▶ [Short task]
Within the material below, find each line bearing the word "Transparent" and present it.

---------------

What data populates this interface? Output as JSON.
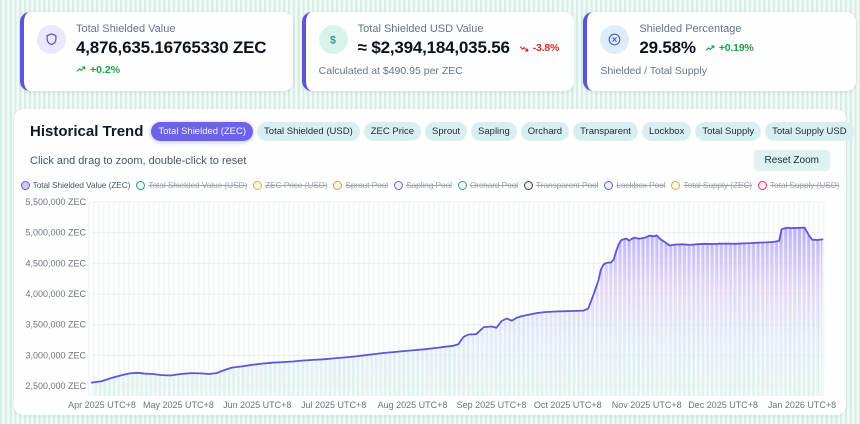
{
  "theme": {
    "accent": "#5b55d6",
    "positive": "#16a34a",
    "negative": "#dc2626",
    "tab_active_bg": "#6e63e8",
    "tab_inactive_bg": "#d9eef0",
    "background_stripe": "#d7eee7"
  },
  "cards": [
    {
      "name": "total-shielded-value",
      "icon": "shield-icon",
      "icon_bg": "#eae8fb",
      "icon_color": "#5b55d6",
      "label": "Total Shielded Value",
      "value": "4,876,635.16765330 ZEC",
      "change": "+0.2%",
      "change_dir": "up",
      "change_inline": false,
      "footer": ""
    },
    {
      "name": "total-shielded-usd-value",
      "icon": "dollar-icon",
      "icon_bg": "#d9f2ec",
      "icon_color": "#2a9d8f",
      "label": "Total Shielded USD Value",
      "value": "≈ $2,394,184,035.56",
      "change": "-3.8%",
      "change_dir": "down",
      "change_inline": true,
      "footer": "Calculated at $490.95 per ZEC"
    },
    {
      "name": "shielded-percentage",
      "icon": "percent-circle-icon",
      "icon_bg": "#e0ecf8",
      "icon_color": "#4a5ad1",
      "label": "Shielded Percentage",
      "value": "29.58%",
      "change": "+0.19%",
      "change_dir": "up",
      "change_inline": true,
      "footer": "Shielded / Total Supply"
    }
  ],
  "panel": {
    "title": "Historical Trend",
    "hint": "Click and drag to zoom, double-click to reset",
    "reset_button": "Reset Zoom",
    "tabs": [
      {
        "label": "Total Shielded (ZEC)",
        "active": true
      },
      {
        "label": "Total Shielded (USD)",
        "active": false
      },
      {
        "label": "ZEC Price",
        "active": false
      },
      {
        "label": "Sprout",
        "active": false
      },
      {
        "label": "Sapling",
        "active": false
      },
      {
        "label": "Orchard",
        "active": false
      },
      {
        "label": "Transparent",
        "active": false
      },
      {
        "label": "Lockbox",
        "active": false
      },
      {
        "label": "Total Supply",
        "active": false
      },
      {
        "label": "Total Supply USD",
        "active": false
      }
    ]
  },
  "legend": [
    {
      "label": "Total Shielded Value (ZEC)",
      "color": "#6159d6",
      "active": true
    },
    {
      "label": "Total Shielded Value (USD)",
      "color": "#2a9d8f",
      "active": false
    },
    {
      "label": "ZEC Price (USD)",
      "color": "#f4a63a",
      "active": false
    },
    {
      "label": "Sprout Pool",
      "color": "#e8953b",
      "active": false
    },
    {
      "label": "Sapling Pool",
      "color": "#6c63e0",
      "active": false
    },
    {
      "label": "Orchard Pool",
      "color": "#3a9e8c",
      "active": false
    },
    {
      "label": "Transparent Pool",
      "color": "#334155",
      "active": false
    },
    {
      "label": "Lockbox Pool",
      "color": "#4f63e6",
      "active": false
    },
    {
      "label": "Total Supply (ZEC)",
      "color": "#e8a23d",
      "active": false
    },
    {
      "label": "Total Supply (USD)",
      "color": "#d6336c",
      "active": false
    }
  ],
  "chart_data": {
    "type": "area",
    "title": "Historical Trend",
    "grid": "horizontal",
    "legend_position": "top",
    "ylim": [
      2500000,
      5500000
    ],
    "xlim": [
      "2025-03-28",
      "2026-01-09"
    ],
    "yticks": [
      {
        "value": 2500000,
        "label": "2,500,000 ZEC"
      },
      {
        "value": 3000000,
        "label": "3,000,000 ZEC"
      },
      {
        "value": 3500000,
        "label": "3,500,000 ZEC"
      },
      {
        "value": 4000000,
        "label": "4,000,000 ZEC"
      },
      {
        "value": 4500000,
        "label": "4,500,000 ZEC"
      },
      {
        "value": 5000000,
        "label": "5,000,000 ZEC"
      },
      {
        "value": 5500000,
        "label": "5,500,000 ZEC"
      }
    ],
    "xticks": [
      {
        "date": "2025-04-01",
        "label": "Apr 2025 UTC+8"
      },
      {
        "date": "2025-05-01",
        "label": "May 2025 UTC+8"
      },
      {
        "date": "2025-06-01",
        "label": "Jun 2025 UTC+8"
      },
      {
        "date": "2025-07-01",
        "label": "Jul 2025 UTC+8"
      },
      {
        "date": "2025-08-01",
        "label": "Aug 2025 UTC+8"
      },
      {
        "date": "2025-09-01",
        "label": "Sep 2025 UTC+8"
      },
      {
        "date": "2025-10-01",
        "label": "Oct 2025 UTC+8"
      },
      {
        "date": "2025-11-01",
        "label": "Nov 2025 UTC+8"
      },
      {
        "date": "2025-12-01",
        "label": "Dec 2025 UTC+8"
      },
      {
        "date": "2026-01-01",
        "label": "Jan 2026 UTC+8"
      }
    ],
    "style": {
      "line_color": "#5b57d6",
      "gradient_top": "#918af0",
      "gradient_mid": "#d4bff2",
      "gradient_low": "#cfe3ef",
      "gradient_bottom": "#d5efe8"
    },
    "series": [
      {
        "name": "Total Shielded Value (ZEC)",
        "unit": "ZEC",
        "color": "#5b57d6",
        "points": [
          [
            "2025-03-28",
            2555000
          ],
          [
            "2025-04-01",
            2580000
          ],
          [
            "2025-04-05",
            2635000
          ],
          [
            "2025-04-09",
            2680000
          ],
          [
            "2025-04-12",
            2705000
          ],
          [
            "2025-04-15",
            2715000
          ],
          [
            "2025-04-18",
            2700000
          ],
          [
            "2025-04-21",
            2695000
          ],
          [
            "2025-04-24",
            2680000
          ],
          [
            "2025-04-28",
            2672000
          ],
          [
            "2025-05-02",
            2695000
          ],
          [
            "2025-05-06",
            2710000
          ],
          [
            "2025-05-10",
            2705000
          ],
          [
            "2025-05-13",
            2695000
          ],
          [
            "2025-05-16",
            2710000
          ],
          [
            "2025-05-19",
            2760000
          ],
          [
            "2025-05-22",
            2800000
          ],
          [
            "2025-05-26",
            2820000
          ],
          [
            "2025-05-30",
            2845000
          ],
          [
            "2025-06-03",
            2865000
          ],
          [
            "2025-06-07",
            2880000
          ],
          [
            "2025-06-11",
            2890000
          ],
          [
            "2025-06-15",
            2900000
          ],
          [
            "2025-06-19",
            2915000
          ],
          [
            "2025-06-23",
            2925000
          ],
          [
            "2025-06-27",
            2935000
          ],
          [
            "2025-07-01",
            2950000
          ],
          [
            "2025-07-05",
            2965000
          ],
          [
            "2025-07-09",
            2980000
          ],
          [
            "2025-07-13",
            3000000
          ],
          [
            "2025-07-17",
            3020000
          ],
          [
            "2025-07-21",
            3040000
          ],
          [
            "2025-07-25",
            3055000
          ],
          [
            "2025-07-29",
            3070000
          ],
          [
            "2025-08-02",
            3085000
          ],
          [
            "2025-08-06",
            3100000
          ],
          [
            "2025-08-10",
            3120000
          ],
          [
            "2025-08-14",
            3140000
          ],
          [
            "2025-08-17",
            3155000
          ],
          [
            "2025-08-19",
            3180000
          ],
          [
            "2025-08-21",
            3300000
          ],
          [
            "2025-08-23",
            3340000
          ],
          [
            "2025-08-26",
            3345000
          ],
          [
            "2025-08-29",
            3460000
          ],
          [
            "2025-09-01",
            3470000
          ],
          [
            "2025-09-03",
            3450000
          ],
          [
            "2025-09-05",
            3560000
          ],
          [
            "2025-09-07",
            3600000
          ],
          [
            "2025-09-09",
            3565000
          ],
          [
            "2025-09-11",
            3615000
          ],
          [
            "2025-09-13",
            3640000
          ],
          [
            "2025-09-16",
            3665000
          ],
          [
            "2025-09-19",
            3690000
          ],
          [
            "2025-09-22",
            3705000
          ],
          [
            "2025-09-26",
            3715000
          ],
          [
            "2025-09-30",
            3720000
          ],
          [
            "2025-10-04",
            3725000
          ],
          [
            "2025-10-07",
            3730000
          ],
          [
            "2025-10-09",
            3760000
          ],
          [
            "2025-10-11",
            3980000
          ],
          [
            "2025-10-13",
            4220000
          ],
          [
            "2025-10-14",
            4400000
          ],
          [
            "2025-10-15",
            4480000
          ],
          [
            "2025-10-16",
            4505000
          ],
          [
            "2025-10-18",
            4515000
          ],
          [
            "2025-10-19",
            4560000
          ],
          [
            "2025-10-20",
            4700000
          ],
          [
            "2025-10-21",
            4810000
          ],
          [
            "2025-10-22",
            4880000
          ],
          [
            "2025-10-24",
            4905000
          ],
          [
            "2025-10-25",
            4870000
          ],
          [
            "2025-10-27",
            4920000
          ],
          [
            "2025-10-29",
            4900000
          ],
          [
            "2025-10-31",
            4915000
          ],
          [
            "2025-11-02",
            4950000
          ],
          [
            "2025-11-04",
            4940000
          ],
          [
            "2025-11-05",
            4955000
          ],
          [
            "2025-11-06",
            4905000
          ],
          [
            "2025-11-08",
            4850000
          ],
          [
            "2025-11-10",
            4790000
          ],
          [
            "2025-11-12",
            4805000
          ],
          [
            "2025-11-15",
            4810000
          ],
          [
            "2025-11-18",
            4800000
          ],
          [
            "2025-11-21",
            4812000
          ],
          [
            "2025-11-24",
            4818000
          ],
          [
            "2025-11-27",
            4815000
          ],
          [
            "2025-11-30",
            4820000
          ],
          [
            "2025-12-03",
            4822000
          ],
          [
            "2025-12-06",
            4818000
          ],
          [
            "2025-12-09",
            4825000
          ],
          [
            "2025-12-12",
            4830000
          ],
          [
            "2025-12-15",
            4838000
          ],
          [
            "2025-12-18",
            4842000
          ],
          [
            "2025-12-21",
            4850000
          ],
          [
            "2025-12-23",
            4865000
          ],
          [
            "2025-12-24",
            5055000
          ],
          [
            "2025-12-26",
            5080000
          ],
          [
            "2025-12-28",
            5075000
          ],
          [
            "2025-12-31",
            5080000
          ],
          [
            "2026-01-02",
            5082000
          ],
          [
            "2026-01-04",
            4940000
          ],
          [
            "2026-01-05",
            4885000
          ],
          [
            "2026-01-07",
            4880000
          ],
          [
            "2026-01-09",
            4890000
          ]
        ]
      }
    ]
  }
}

---------------

▶ [The result]
        "label": "Transparent",
      "label": "Transparent Pool",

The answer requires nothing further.